— START EXERCISE INPUTS —

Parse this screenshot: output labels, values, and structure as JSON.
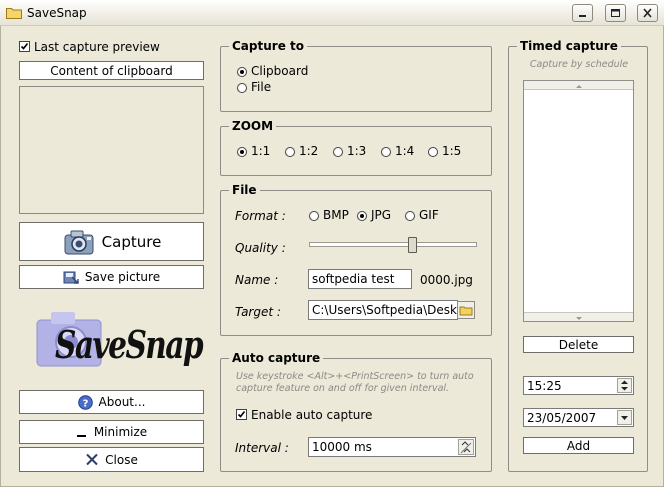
{
  "window": {
    "title": "SaveSnap"
  },
  "left": {
    "preview_checkbox_label": "Last capture preview",
    "preview_checked": true,
    "content_button": "Content of clipboard",
    "capture_button": "Capture",
    "save_button": "Save picture",
    "logo_text": "SaveSnap",
    "about_button": "About...",
    "minimize_button": "Minimize",
    "close_button": "Close"
  },
  "capture_to": {
    "title": "Capture to",
    "options": [
      "Clipboard",
      "File"
    ],
    "selected": "Clipboard"
  },
  "zoom": {
    "title": "ZOOM",
    "options": [
      "1:1",
      "1:2",
      "1:3",
      "1:4",
      "1:5"
    ],
    "selected": "1:1"
  },
  "file": {
    "title": "File",
    "format_label": "Format :",
    "formats": [
      "BMP",
      "JPG",
      "GIF"
    ],
    "selected_format": "JPG",
    "quality_label": "Quality :",
    "quality_level": 0.62,
    "name_label": "Name :",
    "name_value": "softpedia test",
    "name_suffix": "0000.jpg",
    "target_label": "Target :",
    "target_value": "C:\\Users\\Softpedia\\Deskt"
  },
  "auto_capture": {
    "title": "Auto capture",
    "hint": "Use keystroke <Alt>+<PrintScreen> to turn auto capture feature on and off for given interval.",
    "enable_label": "Enable auto capture",
    "enabled": true,
    "interval_label": "Interval :",
    "interval_value": "10000 ms"
  },
  "timed_capture": {
    "title": "Timed capture",
    "subtitle": "Capture by schedule",
    "delete_button": "Delete",
    "time_value": "15:25",
    "date_value": "23/05/2007",
    "add_button": "Add"
  },
  "colors": {
    "background": "#ece9d8",
    "border": "#8f8e88"
  }
}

— END EXERCISE INPUTS —

• _AIM OF THE EXERCISE_:
Go through the data above and transcribe it in full, omitting any image.

• _RESPONSE BELOW_:
Parse this screenshot: output labels, values, and structure as JSON.
{
  "window": {
    "title": "SaveSnap"
  },
  "left": {
    "preview_checkbox_label": "Last capture preview",
    "preview_checked": true,
    "content_button": "Content of clipboard",
    "capture_button": "Capture",
    "save_button": "Save picture",
    "logo_text": "SaveSnap",
    "about_button": "About...",
    "minimize_button": "Minimize",
    "close_button": "Close"
  },
  "capture_to": {
    "title": "Capture to",
    "options": [
      "Clipboard",
      "File"
    ],
    "selected": "Clipboard"
  },
  "zoom": {
    "title": "ZOOM",
    "options": [
      "1:1",
      "1:2",
      "1:3",
      "1:4",
      "1:5"
    ],
    "selected": "1:1"
  },
  "file": {
    "title": "File",
    "format_label": "Format :",
    "formats": [
      "BMP",
      "JPG",
      "GIF"
    ],
    "selected_format": "JPG",
    "quality_label": "Quality :",
    "quality_level": 0.62,
    "name_label": "Name :",
    "name_value": "softpedia test",
    "name_suffix": "0000.jpg",
    "target_label": "Target :",
    "target_value": "C:\\Users\\Softpedia\\Deskt"
  },
  "auto_capture": {
    "title": "Auto capture",
    "hint": "Use keystroke <Alt>+<PrintScreen> to turn auto capture feature on and off for given interval.",
    "enable_label": "Enable auto capture",
    "enabled": true,
    "interval_label": "Interval :",
    "interval_value": "10000 ms"
  },
  "timed_capture": {
    "title": "Timed capture",
    "subtitle": "Capture by schedule",
    "delete_button": "Delete",
    "time_value": "15:25",
    "date_value": "23/05/2007",
    "add_button": "Add"
  },
  "colors": {
    "background": "#ece9d8",
    "border": "#8f8e88"
  }
}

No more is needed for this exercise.